EXERCISE: All records below must be retyped exactly.

++++ SOURCE DATA ++++

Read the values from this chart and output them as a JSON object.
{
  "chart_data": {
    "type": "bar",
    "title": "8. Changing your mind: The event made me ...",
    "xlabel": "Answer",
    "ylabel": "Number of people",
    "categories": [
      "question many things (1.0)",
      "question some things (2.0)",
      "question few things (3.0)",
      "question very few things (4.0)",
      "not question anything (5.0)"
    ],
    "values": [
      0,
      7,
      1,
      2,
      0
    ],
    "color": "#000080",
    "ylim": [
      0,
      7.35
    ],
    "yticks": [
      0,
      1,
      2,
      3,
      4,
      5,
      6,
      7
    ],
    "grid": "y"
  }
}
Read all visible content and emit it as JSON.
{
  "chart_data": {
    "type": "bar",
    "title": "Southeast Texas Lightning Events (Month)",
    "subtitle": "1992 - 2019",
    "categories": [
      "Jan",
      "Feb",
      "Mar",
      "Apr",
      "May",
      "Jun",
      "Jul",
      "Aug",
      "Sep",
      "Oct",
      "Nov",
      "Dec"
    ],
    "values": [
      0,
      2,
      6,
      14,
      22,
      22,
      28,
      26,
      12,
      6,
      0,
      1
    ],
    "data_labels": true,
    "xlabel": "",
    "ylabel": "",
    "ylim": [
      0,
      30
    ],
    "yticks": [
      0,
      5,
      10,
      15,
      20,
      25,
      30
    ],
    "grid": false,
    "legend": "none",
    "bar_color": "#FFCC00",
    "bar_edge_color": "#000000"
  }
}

++++

TASK RESPONSE:
Read the values from this chart and output them as a JSON object.
{
  "chart_data": {
    "type": "bar",
    "title": "8. Changing your mind: The event made me ...",
    "xlabel": "Answer",
    "ylabel": "Number of people",
    "categories": [
      "question many things (1.0)",
      "question some things (2.0)",
      "question few things (3.0)",
      "question very few things (4.0)",
      "not question anything (5.0)"
    ],
    "values": [
      0,
      7,
      1,
      2,
      0
    ],
    "color": "#000080",
    "ylim": [
      0,
      7.35
    ],
    "yticks": [
      0,
      1,
      2,
      3,
      4,
      5,
      6,
      7
    ],
    "grid": "y"
  }
}
Read all visible content and emit it as JSON.
{
  "chart_data": {
    "type": "bar",
    "title": "Southeast Texas Lightning Events (Month)",
    "subtitle": "1992 - 2019",
    "categories": [
      "Jan",
      "Feb",
      "Mar",
      "Apr",
      "May",
      "Jun",
      "Jul",
      "Aug",
      "Sep",
      "Oct",
      "Nov",
      "Dec"
    ],
    "values": [
      0,
      2,
      6,
      14,
      22,
      22,
      28,
      26,
      12,
      6,
      0,
      1
    ],
    "data_labels": true,
    "xlabel": "",
    "ylabel": "",
    "ylim": [
      0,
      30
    ],
    "yticks": [
      0,
      5,
      10,
      15,
      20,
      25,
      30
    ],
    "grid": false,
    "legend": "none",
    "bar_color": "#FFCC00",
    "bar_edge_color": "#000000"
  }
}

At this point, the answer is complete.